▸ **The problem**
Copy every line of the listing exactly.
= = = = =
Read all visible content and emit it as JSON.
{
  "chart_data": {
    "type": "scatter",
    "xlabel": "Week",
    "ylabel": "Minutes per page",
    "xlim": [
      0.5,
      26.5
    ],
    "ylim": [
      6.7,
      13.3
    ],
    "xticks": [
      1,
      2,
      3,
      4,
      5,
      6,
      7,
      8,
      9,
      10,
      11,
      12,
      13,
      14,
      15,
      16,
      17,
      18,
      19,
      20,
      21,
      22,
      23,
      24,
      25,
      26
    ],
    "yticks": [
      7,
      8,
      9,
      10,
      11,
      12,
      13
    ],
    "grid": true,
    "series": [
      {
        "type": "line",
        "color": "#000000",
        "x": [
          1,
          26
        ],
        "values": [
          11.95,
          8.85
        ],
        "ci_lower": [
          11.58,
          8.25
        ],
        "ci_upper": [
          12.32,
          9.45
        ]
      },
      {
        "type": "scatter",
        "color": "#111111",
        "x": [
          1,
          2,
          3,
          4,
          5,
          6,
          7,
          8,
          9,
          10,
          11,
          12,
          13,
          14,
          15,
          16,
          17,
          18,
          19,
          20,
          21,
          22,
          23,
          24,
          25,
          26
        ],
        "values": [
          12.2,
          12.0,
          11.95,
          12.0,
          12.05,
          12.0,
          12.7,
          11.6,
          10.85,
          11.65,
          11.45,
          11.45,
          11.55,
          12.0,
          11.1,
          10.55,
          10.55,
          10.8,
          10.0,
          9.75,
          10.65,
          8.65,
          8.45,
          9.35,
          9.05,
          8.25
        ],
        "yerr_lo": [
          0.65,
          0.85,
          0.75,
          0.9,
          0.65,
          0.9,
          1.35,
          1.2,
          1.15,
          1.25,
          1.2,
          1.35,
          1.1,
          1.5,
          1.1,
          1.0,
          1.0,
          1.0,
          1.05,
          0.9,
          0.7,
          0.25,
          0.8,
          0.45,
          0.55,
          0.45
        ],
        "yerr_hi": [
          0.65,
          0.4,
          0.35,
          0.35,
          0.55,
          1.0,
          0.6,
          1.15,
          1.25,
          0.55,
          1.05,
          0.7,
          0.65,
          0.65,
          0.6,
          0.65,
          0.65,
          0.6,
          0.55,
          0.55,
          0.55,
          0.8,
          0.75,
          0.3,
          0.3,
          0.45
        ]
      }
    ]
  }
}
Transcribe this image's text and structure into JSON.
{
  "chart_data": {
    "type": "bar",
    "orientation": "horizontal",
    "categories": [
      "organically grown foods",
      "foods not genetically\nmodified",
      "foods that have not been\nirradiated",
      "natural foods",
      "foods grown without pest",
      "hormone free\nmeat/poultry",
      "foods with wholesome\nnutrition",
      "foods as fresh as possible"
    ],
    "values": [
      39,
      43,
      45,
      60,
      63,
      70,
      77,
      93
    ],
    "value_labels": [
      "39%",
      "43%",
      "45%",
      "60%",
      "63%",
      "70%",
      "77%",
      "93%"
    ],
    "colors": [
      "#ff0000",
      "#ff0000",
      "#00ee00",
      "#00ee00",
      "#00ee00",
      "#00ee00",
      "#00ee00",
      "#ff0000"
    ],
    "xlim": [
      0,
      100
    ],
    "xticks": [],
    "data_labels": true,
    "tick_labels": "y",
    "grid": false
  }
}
= = = = =
▸ **Reply to the exercise**
Read all visible content and emit it as JSON.
{
  "chart_data": {
    "type": "scatter",
    "xlabel": "Week",
    "ylabel": "Minutes per page",
    "xlim": [
      0.5,
      26.5
    ],
    "ylim": [
      6.7,
      13.3
    ],
    "xticks": [
      1,
      2,
      3,
      4,
      5,
      6,
      7,
      8,
      9,
      10,
      11,
      12,
      13,
      14,
      15,
      16,
      17,
      18,
      19,
      20,
      21,
      22,
      23,
      24,
      25,
      26
    ],
    "yticks": [
      7,
      8,
      9,
      10,
      11,
      12,
      13
    ],
    "grid": true,
    "series": [
      {
        "type": "line",
        "color": "#000000",
        "x": [
          1,
          26
        ],
        "values": [
          11.95,
          8.85
        ],
        "ci_lower": [
          11.58,
          8.25
        ],
        "ci_upper": [
          12.32,
          9.45
        ]
      },
      {
        "type": "scatter",
        "color": "#111111",
        "x": [
          1,
          2,
          3,
          4,
          5,
          6,
          7,
          8,
          9,
          10,
          11,
          12,
          13,
          14,
          15,
          16,
          17,
          18,
          19,
          20,
          21,
          22,
          23,
          24,
          25,
          26
        ],
        "values": [
          12.2,
          12.0,
          11.95,
          12.0,
          12.05,
          12.0,
          12.7,
          11.6,
          10.85,
          11.65,
          11.45,
          11.45,
          11.55,
          12.0,
          11.1,
          10.55,
          10.55,
          10.8,
          10.0,
          9.75,
          10.65,
          8.65,
          8.45,
          9.35,
          9.05,
          8.25
        ],
        "yerr_lo": [
          0.65,
          0.85,
          0.75,
          0.9,
          0.65,
          0.9,
          1.35,
          1.2,
          1.15,
          1.25,
          1.2,
          1.35,
          1.1,
          1.5,
          1.1,
          1.0,
          1.0,
          1.0,
          1.05,
          0.9,
          0.7,
          0.25,
          0.8,
          0.45,
          0.55,
          0.45
        ],
        "yerr_hi": [
          0.65,
          0.4,
          0.35,
          0.35,
          0.55,
          1.0,
          0.6,
          1.15,
          1.25,
          0.55,
          1.05,
          0.7,
          0.65,
          0.65,
          0.6,
          0.65,
          0.65,
          0.6,
          0.55,
          0.55,
          0.55,
          0.8,
          0.75,
          0.3,
          0.3,
          0.45
        ]
      }
    ]
  }
}
Transcribe this image's text and structure into JSON.
{
  "chart_data": {
    "type": "bar",
    "orientation": "horizontal",
    "categories": [
      "organically grown foods",
      "foods not genetically\nmodified",
      "foods that have not been\nirradiated",
      "natural foods",
      "foods grown without pest",
      "hormone free\nmeat/poultry",
      "foods with wholesome\nnutrition",
      "foods as fresh as possible"
    ],
    "values": [
      39,
      43,
      45,
      60,
      63,
      70,
      77,
      93
    ],
    "value_labels": [
      "39%",
      "43%",
      "45%",
      "60%",
      "63%",
      "70%",
      "77%",
      "93%"
    ],
    "colors": [
      "#ff0000",
      "#ff0000",
      "#00ee00",
      "#00ee00",
      "#00ee00",
      "#00ee00",
      "#00ee00",
      "#ff0000"
    ],
    "xlim": [
      0,
      100
    ],
    "xticks": [],
    "data_labels": true,
    "tick_labels": "y",
    "grid": false
  }
}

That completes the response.